- _Exercise materials_:
== == ==
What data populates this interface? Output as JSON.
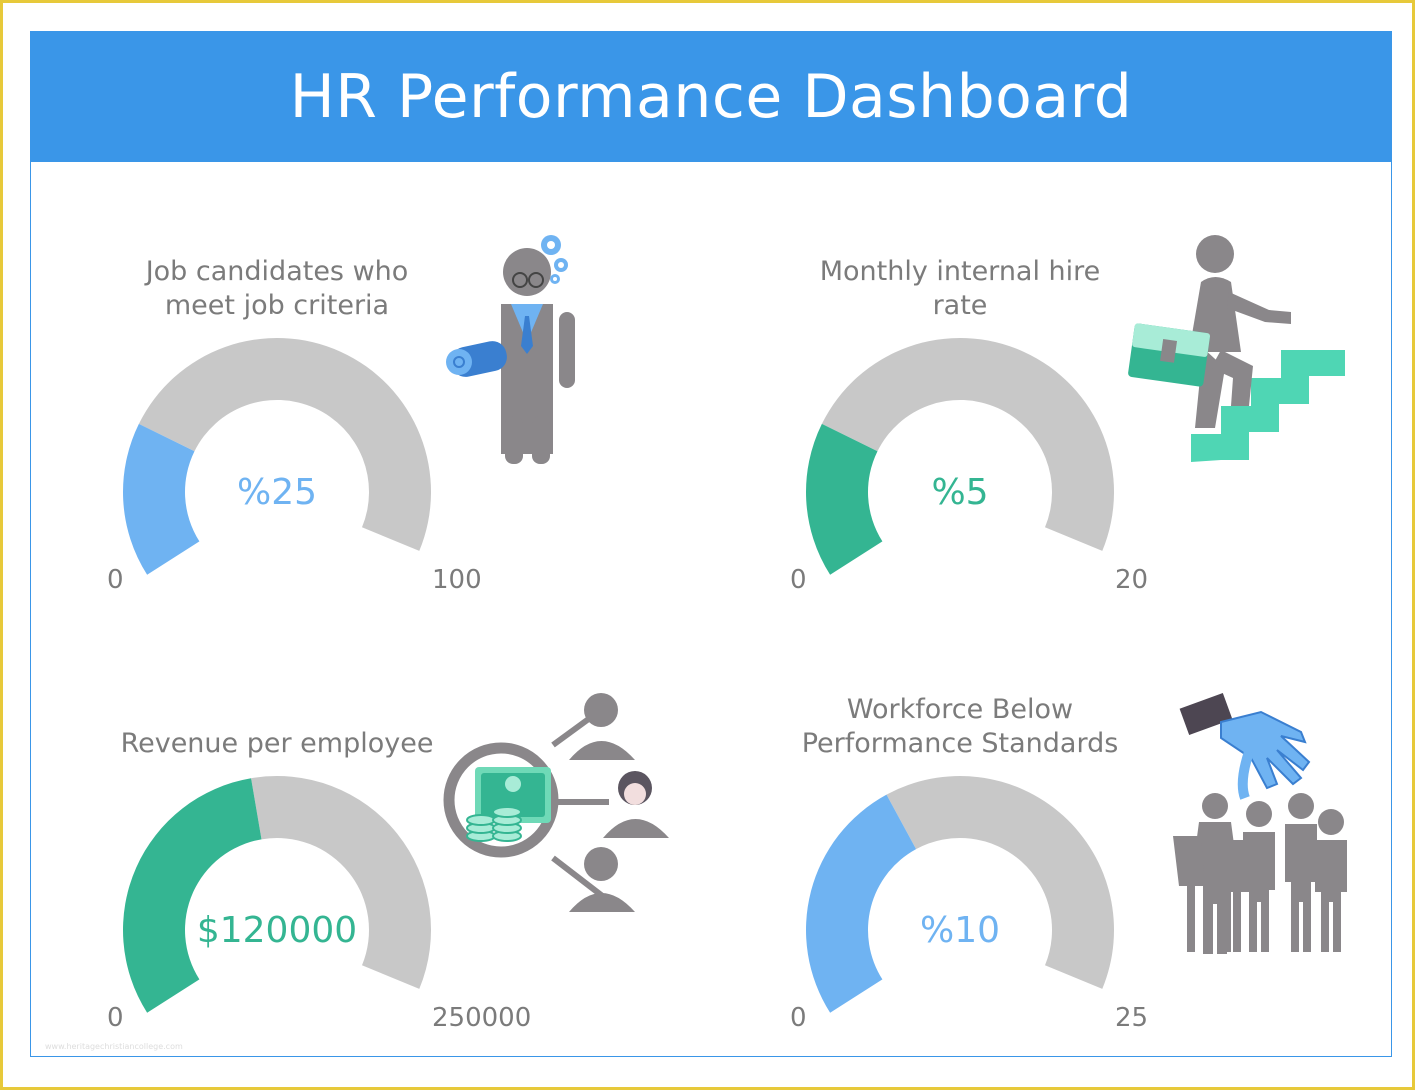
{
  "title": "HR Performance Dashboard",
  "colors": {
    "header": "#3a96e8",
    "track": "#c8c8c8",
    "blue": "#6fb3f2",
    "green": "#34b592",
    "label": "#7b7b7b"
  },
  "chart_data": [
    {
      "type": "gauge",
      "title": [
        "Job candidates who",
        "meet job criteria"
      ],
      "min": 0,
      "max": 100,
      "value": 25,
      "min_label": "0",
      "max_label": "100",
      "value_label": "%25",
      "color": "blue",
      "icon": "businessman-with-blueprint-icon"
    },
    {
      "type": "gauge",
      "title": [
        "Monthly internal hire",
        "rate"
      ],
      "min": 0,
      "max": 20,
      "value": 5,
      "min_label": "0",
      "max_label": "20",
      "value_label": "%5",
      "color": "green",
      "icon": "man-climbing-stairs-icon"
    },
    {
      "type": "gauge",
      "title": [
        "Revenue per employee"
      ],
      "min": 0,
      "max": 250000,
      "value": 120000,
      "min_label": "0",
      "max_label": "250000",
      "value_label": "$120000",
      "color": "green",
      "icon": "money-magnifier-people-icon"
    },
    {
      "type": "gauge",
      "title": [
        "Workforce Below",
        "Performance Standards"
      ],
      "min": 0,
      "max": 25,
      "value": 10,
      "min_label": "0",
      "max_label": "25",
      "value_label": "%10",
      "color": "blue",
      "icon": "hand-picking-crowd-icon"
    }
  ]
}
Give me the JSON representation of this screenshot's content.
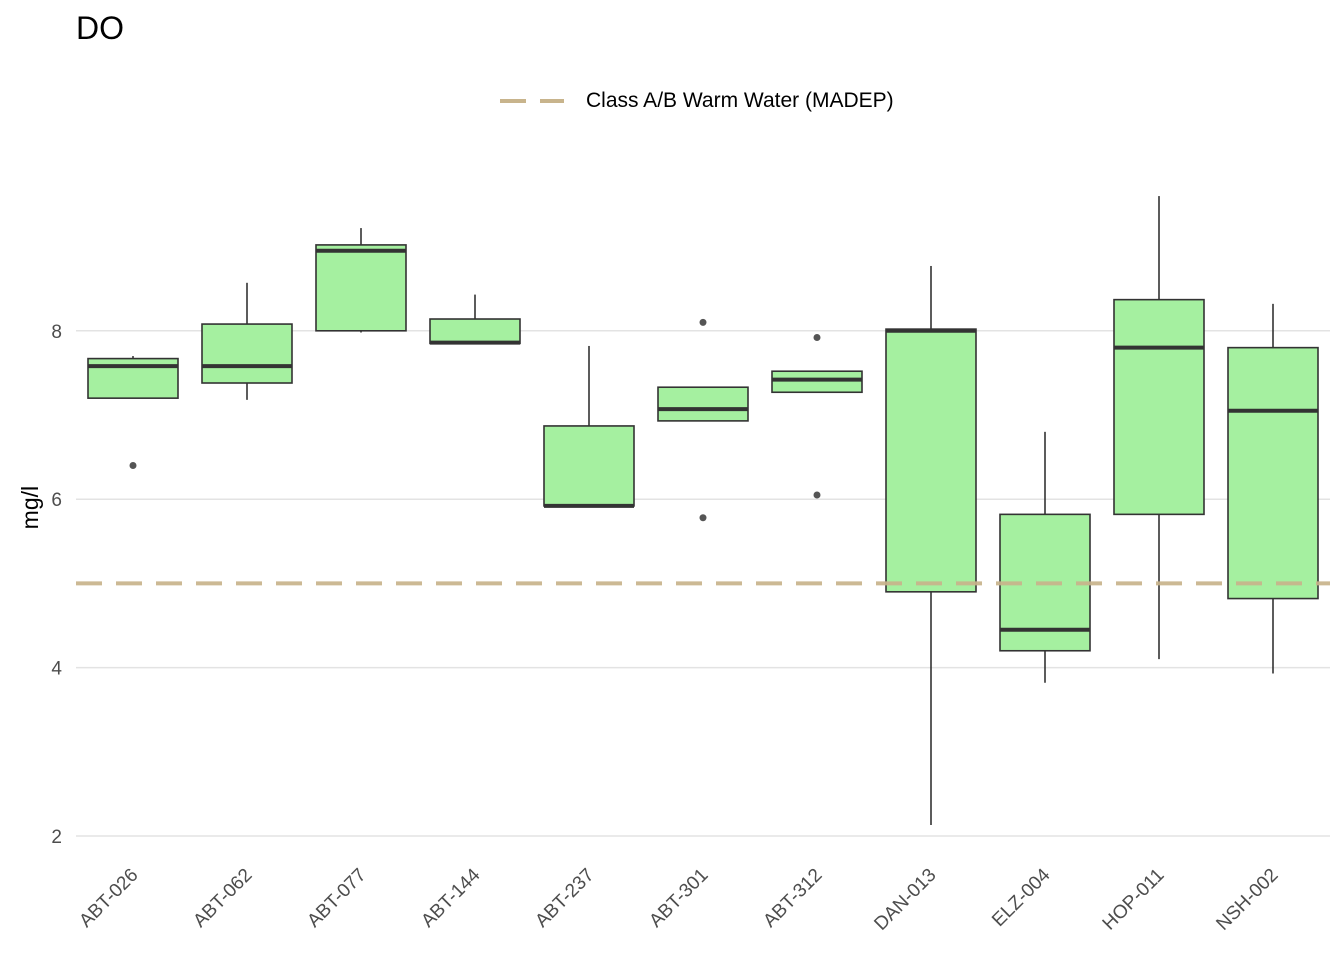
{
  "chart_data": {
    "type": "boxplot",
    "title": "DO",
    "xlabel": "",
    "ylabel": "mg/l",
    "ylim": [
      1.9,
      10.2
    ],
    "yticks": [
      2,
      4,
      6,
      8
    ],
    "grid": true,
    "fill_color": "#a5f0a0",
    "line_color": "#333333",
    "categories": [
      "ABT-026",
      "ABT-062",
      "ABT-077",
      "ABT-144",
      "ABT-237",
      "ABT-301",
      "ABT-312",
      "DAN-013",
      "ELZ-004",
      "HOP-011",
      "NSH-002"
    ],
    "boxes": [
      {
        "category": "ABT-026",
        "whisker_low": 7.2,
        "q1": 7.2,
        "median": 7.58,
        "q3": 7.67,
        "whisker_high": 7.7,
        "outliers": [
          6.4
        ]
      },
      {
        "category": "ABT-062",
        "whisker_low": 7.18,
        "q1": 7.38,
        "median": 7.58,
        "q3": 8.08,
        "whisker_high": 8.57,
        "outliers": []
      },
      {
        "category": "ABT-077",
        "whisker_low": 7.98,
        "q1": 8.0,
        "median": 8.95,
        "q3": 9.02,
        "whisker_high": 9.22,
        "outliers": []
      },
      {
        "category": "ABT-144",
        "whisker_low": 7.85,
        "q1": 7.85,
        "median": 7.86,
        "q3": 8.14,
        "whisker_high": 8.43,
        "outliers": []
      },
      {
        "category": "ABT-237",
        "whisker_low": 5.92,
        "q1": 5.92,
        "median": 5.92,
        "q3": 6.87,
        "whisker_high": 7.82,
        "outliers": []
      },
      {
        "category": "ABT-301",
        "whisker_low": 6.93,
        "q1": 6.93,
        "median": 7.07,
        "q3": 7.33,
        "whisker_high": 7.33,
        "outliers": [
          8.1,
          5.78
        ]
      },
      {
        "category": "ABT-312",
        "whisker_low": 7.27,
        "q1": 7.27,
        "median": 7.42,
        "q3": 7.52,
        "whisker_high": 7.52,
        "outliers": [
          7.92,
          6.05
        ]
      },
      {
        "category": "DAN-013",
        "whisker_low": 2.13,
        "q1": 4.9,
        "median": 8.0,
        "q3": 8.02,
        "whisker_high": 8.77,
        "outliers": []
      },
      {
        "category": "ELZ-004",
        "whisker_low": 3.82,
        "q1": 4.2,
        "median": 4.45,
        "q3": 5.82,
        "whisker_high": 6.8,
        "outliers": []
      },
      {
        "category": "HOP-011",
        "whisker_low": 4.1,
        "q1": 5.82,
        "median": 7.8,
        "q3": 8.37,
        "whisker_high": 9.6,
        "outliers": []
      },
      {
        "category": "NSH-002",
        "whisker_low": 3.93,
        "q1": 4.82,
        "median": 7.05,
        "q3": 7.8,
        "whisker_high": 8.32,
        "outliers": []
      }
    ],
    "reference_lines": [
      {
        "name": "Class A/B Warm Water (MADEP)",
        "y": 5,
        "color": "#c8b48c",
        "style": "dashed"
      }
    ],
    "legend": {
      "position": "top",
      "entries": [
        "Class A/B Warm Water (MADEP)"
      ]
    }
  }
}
== == ==
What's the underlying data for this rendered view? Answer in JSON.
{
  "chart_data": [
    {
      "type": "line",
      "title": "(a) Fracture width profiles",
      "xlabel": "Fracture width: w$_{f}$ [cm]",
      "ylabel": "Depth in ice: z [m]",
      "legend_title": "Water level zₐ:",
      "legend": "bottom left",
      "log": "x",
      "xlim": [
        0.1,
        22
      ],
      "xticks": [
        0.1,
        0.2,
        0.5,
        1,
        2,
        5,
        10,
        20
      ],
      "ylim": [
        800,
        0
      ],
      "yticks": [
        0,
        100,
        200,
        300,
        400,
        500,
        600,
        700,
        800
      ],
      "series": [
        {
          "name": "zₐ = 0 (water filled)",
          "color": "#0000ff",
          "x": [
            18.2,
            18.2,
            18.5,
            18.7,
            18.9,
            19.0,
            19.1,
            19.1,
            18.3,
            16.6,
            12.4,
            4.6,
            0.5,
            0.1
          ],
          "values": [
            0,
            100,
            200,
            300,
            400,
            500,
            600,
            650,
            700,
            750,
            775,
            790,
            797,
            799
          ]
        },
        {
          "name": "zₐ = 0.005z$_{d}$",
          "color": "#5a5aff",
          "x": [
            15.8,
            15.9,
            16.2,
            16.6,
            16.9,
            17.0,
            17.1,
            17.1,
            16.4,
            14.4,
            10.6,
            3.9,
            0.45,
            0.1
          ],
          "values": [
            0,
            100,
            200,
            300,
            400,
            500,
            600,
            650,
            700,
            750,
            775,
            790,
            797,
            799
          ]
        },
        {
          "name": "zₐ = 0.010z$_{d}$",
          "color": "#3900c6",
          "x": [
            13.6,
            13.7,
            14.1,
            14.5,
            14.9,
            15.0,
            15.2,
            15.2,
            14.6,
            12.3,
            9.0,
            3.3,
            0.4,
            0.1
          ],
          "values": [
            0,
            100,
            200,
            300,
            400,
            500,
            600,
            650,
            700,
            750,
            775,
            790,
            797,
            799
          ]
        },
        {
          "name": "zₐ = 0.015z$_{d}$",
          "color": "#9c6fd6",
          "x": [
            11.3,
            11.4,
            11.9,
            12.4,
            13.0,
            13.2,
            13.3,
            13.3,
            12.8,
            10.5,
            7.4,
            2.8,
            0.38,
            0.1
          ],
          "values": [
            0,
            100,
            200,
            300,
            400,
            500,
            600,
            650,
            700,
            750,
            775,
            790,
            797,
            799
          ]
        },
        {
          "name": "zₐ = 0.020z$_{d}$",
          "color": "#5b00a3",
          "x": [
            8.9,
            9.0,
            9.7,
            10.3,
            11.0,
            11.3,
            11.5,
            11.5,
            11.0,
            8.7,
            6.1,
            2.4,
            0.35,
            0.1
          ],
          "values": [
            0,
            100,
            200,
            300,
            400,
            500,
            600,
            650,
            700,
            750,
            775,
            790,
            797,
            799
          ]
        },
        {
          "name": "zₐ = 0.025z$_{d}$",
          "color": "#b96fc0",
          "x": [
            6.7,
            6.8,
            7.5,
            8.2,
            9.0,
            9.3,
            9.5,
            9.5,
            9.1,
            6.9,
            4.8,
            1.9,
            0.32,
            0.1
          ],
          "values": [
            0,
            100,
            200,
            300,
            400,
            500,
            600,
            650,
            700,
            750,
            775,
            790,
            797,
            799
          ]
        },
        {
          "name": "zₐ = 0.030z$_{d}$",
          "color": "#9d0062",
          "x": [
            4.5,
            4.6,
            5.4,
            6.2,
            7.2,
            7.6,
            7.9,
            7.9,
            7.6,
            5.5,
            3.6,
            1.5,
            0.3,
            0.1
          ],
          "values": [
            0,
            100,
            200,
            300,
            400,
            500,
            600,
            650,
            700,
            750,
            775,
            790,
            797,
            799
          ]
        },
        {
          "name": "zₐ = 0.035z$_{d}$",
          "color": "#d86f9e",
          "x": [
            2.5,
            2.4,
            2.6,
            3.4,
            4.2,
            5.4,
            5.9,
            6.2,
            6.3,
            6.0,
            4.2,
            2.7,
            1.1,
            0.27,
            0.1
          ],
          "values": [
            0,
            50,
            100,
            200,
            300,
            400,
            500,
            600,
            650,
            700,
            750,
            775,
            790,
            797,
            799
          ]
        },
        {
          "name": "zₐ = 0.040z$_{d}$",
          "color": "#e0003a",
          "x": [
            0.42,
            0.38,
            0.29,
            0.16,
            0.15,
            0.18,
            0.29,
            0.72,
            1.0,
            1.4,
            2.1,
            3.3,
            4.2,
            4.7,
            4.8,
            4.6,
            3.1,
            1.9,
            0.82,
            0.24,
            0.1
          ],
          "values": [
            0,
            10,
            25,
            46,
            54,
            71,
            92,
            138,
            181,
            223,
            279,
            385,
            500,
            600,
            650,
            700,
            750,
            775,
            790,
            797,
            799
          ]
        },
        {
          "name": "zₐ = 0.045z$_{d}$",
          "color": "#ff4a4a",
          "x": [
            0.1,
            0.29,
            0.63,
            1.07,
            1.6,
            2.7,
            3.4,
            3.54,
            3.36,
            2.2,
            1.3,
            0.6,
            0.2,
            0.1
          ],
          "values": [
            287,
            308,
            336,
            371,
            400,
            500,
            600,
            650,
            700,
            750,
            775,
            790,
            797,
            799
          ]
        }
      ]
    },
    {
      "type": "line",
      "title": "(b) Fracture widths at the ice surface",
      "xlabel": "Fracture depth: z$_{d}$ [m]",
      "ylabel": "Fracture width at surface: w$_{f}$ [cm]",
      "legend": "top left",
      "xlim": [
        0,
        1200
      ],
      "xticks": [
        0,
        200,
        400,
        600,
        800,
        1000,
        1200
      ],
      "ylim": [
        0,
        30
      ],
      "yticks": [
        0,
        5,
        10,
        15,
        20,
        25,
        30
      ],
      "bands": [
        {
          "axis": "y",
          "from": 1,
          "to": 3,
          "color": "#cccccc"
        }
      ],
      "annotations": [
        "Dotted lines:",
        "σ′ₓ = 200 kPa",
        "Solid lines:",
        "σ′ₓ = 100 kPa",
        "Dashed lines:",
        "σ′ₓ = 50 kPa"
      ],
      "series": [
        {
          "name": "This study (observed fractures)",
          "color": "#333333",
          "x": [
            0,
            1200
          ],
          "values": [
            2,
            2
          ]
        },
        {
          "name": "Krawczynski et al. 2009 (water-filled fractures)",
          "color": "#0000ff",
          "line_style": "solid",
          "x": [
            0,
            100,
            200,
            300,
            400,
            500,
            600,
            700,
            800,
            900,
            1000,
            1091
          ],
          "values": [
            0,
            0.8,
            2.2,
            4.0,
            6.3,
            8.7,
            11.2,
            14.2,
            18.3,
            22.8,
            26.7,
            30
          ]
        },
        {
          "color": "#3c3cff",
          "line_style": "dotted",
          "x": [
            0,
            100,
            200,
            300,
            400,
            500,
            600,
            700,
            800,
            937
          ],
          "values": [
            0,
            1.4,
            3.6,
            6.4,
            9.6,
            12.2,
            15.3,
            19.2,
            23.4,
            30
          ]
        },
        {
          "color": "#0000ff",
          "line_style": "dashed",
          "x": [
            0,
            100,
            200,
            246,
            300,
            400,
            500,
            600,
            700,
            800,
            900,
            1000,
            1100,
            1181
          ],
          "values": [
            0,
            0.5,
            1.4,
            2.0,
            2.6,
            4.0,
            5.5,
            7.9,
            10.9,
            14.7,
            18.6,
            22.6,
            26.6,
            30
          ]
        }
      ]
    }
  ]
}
== == ==
- _Problem_: Pick out the lines containing the string "fractures" and show them.

- _Written solution_:
          "name": "This study (observed fractures)",
          "name": "Krawczynski et al. 2009 (water-filled fractures)",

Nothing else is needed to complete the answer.